## [Stated exercise]
Give every line from the entries that contains "this".

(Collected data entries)
▼

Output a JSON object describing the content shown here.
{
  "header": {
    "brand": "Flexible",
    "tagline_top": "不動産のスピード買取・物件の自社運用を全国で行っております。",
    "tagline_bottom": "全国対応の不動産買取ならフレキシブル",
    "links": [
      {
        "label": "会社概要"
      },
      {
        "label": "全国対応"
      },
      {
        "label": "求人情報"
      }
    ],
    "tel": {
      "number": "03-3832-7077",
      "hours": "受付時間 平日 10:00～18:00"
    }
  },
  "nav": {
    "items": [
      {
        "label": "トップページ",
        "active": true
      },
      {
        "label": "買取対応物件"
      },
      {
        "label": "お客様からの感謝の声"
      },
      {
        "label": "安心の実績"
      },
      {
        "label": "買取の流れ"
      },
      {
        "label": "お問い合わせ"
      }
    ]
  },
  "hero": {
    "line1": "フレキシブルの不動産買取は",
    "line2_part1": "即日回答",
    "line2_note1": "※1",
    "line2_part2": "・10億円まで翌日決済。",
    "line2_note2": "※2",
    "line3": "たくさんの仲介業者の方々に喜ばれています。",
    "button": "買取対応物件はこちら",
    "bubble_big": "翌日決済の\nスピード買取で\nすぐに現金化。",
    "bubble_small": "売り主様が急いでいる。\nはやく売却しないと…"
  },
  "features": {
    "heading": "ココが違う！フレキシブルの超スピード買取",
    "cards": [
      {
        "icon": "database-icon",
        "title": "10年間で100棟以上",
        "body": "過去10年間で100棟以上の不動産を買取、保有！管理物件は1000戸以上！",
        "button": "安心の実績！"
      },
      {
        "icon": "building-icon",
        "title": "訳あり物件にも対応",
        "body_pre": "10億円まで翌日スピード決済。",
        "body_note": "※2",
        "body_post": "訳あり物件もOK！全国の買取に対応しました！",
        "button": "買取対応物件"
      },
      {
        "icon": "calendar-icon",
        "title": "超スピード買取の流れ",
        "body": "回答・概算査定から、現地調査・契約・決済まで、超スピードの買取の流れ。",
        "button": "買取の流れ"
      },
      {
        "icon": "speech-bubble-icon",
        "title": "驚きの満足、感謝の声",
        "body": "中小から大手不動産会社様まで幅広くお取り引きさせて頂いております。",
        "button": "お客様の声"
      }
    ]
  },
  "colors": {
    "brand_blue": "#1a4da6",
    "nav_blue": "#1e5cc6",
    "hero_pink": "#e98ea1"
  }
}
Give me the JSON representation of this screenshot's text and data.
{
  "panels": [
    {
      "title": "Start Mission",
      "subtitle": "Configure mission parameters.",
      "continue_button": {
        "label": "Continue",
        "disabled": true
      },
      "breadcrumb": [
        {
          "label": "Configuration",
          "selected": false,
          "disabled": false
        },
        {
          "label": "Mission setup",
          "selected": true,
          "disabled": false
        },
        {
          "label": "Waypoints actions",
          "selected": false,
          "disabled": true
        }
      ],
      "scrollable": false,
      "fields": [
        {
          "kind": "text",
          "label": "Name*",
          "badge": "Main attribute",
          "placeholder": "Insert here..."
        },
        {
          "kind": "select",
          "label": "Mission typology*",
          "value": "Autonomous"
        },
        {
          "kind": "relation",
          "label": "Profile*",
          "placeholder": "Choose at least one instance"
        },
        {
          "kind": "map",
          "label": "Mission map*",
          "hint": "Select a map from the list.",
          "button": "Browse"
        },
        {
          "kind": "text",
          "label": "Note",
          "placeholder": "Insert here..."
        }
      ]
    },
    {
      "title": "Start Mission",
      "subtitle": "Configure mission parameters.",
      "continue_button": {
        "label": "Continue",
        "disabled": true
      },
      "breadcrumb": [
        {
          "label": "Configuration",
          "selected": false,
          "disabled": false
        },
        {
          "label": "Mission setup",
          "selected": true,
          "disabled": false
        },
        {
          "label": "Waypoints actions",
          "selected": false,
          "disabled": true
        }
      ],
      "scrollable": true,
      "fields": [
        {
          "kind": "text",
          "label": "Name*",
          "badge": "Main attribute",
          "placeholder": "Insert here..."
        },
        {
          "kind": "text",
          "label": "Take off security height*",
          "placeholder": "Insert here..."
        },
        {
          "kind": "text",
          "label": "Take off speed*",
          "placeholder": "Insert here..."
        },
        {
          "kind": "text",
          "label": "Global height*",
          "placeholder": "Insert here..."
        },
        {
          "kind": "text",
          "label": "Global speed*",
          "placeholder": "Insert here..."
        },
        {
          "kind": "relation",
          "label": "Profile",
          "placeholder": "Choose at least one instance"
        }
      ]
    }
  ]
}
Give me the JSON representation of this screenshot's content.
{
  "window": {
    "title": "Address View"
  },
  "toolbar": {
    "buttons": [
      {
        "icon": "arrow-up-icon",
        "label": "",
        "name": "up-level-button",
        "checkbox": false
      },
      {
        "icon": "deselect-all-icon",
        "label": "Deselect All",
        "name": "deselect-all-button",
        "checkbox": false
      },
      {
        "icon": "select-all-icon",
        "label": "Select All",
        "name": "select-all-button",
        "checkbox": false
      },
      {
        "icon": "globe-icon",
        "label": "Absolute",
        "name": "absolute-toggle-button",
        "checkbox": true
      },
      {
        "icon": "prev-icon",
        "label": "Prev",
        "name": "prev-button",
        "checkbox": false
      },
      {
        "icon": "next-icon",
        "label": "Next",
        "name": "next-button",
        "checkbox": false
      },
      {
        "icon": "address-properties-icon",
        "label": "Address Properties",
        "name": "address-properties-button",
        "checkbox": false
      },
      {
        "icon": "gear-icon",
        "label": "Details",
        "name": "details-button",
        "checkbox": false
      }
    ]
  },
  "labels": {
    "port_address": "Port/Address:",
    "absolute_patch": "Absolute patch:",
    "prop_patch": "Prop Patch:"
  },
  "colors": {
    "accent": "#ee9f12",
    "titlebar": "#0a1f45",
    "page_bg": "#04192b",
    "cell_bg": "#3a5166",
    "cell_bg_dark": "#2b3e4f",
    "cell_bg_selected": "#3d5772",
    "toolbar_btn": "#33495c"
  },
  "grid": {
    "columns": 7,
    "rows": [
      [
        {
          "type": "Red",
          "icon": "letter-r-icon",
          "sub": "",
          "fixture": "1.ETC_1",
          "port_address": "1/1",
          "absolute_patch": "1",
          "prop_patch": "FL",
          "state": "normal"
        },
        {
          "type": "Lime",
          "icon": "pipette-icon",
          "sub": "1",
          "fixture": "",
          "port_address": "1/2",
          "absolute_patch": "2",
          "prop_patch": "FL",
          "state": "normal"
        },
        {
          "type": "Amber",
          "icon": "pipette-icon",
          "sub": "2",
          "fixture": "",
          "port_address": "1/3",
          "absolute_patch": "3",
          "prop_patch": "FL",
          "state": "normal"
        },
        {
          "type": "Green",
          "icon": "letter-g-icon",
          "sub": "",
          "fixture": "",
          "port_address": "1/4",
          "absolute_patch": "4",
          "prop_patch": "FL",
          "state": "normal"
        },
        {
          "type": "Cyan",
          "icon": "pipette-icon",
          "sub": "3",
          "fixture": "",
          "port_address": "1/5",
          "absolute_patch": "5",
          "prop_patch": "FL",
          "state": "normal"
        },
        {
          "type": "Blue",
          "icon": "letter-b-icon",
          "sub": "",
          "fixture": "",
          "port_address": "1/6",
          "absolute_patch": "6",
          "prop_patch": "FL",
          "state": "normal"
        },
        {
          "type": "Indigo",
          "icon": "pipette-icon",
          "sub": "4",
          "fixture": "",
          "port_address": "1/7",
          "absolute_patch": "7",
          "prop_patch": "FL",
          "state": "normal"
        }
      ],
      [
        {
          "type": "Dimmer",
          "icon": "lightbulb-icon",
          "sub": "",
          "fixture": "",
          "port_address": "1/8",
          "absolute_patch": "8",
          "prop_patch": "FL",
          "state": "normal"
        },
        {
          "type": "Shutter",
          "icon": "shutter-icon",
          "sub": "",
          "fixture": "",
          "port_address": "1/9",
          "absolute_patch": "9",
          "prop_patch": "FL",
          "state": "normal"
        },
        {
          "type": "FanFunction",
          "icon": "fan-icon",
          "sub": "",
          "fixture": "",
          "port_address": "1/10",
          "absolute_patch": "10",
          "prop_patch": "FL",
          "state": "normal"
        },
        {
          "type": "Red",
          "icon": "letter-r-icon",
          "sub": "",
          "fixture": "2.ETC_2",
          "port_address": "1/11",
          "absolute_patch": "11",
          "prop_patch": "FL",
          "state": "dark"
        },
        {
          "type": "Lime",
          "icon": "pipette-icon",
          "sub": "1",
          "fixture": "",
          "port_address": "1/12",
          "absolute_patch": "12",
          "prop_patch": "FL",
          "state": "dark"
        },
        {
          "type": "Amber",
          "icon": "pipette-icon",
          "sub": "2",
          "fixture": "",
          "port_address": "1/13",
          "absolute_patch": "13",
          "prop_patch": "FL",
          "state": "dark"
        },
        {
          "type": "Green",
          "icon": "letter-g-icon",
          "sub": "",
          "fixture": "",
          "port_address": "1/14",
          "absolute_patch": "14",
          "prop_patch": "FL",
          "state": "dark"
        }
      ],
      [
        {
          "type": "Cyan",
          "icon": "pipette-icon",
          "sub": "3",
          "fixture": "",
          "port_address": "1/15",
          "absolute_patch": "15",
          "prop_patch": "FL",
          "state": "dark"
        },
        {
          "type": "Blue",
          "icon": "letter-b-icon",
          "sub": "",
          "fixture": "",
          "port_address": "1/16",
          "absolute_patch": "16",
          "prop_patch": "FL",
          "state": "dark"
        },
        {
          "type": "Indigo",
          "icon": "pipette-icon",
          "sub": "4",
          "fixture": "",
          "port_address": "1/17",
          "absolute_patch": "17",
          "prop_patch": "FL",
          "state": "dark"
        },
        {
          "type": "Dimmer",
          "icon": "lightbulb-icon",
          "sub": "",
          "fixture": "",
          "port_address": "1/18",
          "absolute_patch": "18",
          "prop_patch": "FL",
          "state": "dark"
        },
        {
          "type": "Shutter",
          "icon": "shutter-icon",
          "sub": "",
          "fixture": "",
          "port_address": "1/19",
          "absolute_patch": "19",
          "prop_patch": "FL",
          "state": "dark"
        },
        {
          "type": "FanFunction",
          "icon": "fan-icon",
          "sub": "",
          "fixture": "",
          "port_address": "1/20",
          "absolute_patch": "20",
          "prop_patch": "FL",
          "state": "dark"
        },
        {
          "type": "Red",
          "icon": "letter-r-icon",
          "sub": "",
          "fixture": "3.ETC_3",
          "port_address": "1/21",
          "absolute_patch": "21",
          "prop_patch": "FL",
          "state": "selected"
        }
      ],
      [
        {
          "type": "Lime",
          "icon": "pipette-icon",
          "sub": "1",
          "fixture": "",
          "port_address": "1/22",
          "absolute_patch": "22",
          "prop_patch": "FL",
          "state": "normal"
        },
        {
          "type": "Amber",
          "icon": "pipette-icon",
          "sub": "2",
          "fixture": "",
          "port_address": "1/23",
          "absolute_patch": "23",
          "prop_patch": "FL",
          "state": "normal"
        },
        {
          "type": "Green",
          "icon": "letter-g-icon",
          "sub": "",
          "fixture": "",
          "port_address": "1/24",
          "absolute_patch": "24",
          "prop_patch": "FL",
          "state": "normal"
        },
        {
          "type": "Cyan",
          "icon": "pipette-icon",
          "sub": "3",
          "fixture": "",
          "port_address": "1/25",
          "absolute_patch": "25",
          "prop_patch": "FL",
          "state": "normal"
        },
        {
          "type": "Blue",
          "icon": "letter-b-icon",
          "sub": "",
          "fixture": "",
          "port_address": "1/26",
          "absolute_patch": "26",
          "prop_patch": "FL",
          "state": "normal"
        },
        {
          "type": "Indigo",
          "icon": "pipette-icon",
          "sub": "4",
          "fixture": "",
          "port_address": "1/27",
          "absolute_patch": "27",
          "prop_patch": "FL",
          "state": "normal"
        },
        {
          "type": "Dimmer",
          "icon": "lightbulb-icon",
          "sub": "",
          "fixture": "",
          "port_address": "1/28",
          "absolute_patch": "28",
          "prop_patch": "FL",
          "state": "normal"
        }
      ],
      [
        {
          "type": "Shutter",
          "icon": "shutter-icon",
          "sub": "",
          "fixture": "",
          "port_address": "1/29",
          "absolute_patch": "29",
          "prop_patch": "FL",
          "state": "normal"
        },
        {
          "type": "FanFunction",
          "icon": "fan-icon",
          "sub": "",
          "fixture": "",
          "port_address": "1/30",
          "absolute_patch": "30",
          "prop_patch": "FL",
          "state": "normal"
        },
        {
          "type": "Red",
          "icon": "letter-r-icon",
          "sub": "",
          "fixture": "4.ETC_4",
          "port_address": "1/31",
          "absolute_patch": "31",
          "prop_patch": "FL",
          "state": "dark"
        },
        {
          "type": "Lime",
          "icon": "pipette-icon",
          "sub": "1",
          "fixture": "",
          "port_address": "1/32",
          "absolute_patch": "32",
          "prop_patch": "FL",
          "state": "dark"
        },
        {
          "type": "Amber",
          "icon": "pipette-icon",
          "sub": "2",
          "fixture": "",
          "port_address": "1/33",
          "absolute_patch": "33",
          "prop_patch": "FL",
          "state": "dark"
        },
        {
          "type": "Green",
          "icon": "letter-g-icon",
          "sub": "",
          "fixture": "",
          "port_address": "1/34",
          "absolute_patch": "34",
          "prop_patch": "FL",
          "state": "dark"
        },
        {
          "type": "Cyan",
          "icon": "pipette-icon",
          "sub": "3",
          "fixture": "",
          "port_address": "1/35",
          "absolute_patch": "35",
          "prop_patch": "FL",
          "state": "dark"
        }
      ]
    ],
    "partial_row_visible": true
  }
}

▲

## [Expected output]
Give me the JSON representation of this screenshot's text and data.
Give me the JSON representation of this screenshot's content.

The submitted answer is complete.